■ GIVEN TASK ■
Translate this sentence from the passage below about camp neighbors into Spanish: "The man and the crane went so much together the people called them father and son."

Another neighbor was Little Owl, who had a large family. I watched them every day at their outside fire. His pretty young wife, Coming Running, was tall and slender, with jet-black hair, which hung in heavy braids below her waist. Strong and healthy, she was always at work, with a flock of small children about her. She had many cares—a babe in arms and a small daughter with a dangerous abscess, and two visitors to entertain from the Flathead tribe. Yet she was always smiling and in a good humor. I did not hear her complain or speak an angry word.

She had a little play-tepee for the children, made by a blanket fastened round a cluster of poles. There they kept their playthings—dolls with deerskin suits decorated with real beads and feathers, dolls in baby cases, also little robes and blankets and cooking utensils. The boys had bows and arrows, and stilts made of cottonwood, crooked sticks for hobbyhorses and wooden tops.

At the tepee of Running Fisher, I saw a pet coyote puppy, and at another place a tame magpie sitting on top of a lodge-pole. In former days these Indians had many pets—hawks, eagles and cranes, beavers, wolves and antelope. A chief had two grizzly bears for pets. They were so well trained he could make them lie down with noses between their paws.

Another Indian had a pet crane, which followed him everywhere, and was said to be very wise. The man and the crane went so much together the people called them father and son. Whenever he left the crane behind, it mourned and was unhappy, going through the camp, even into tepees, until it found its master and stood beside him.

I met an elderly man from the north, whose name was Natosin (Sun Chief). He was over six feet in height and had long gray hair falling over his shoulders. He was venerable in appearance and his face had a kindly expression. He occupied a small traveling-lodge and had two travois to carry his baggage, one with a wicker frame of green branches built over the seat, to shield him and his aged wife from the sun. When I asked him how it happened they came so far to attend a Sun Dance, he said:

“Last winter I was very ill; the doctors said I was going to die. But I made a vow to the Sun; if I recovered I would attend the next Sun Dance, wherever it might be. In the spring I heard that Mad Wolf and his wife were giving the ceremony, so I came from the north to fulfill my vow and eat one of the sacred tongues.”

■ COLLECTED MATERIAL ■
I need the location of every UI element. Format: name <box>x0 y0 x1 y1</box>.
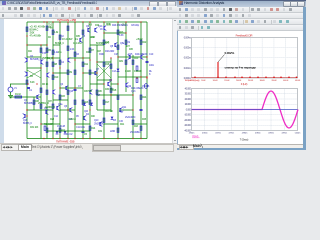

■ TASK OUTPUT ■
El hombre y la grulla andaban tanto juntos que la gente los llamaba padre e hijo.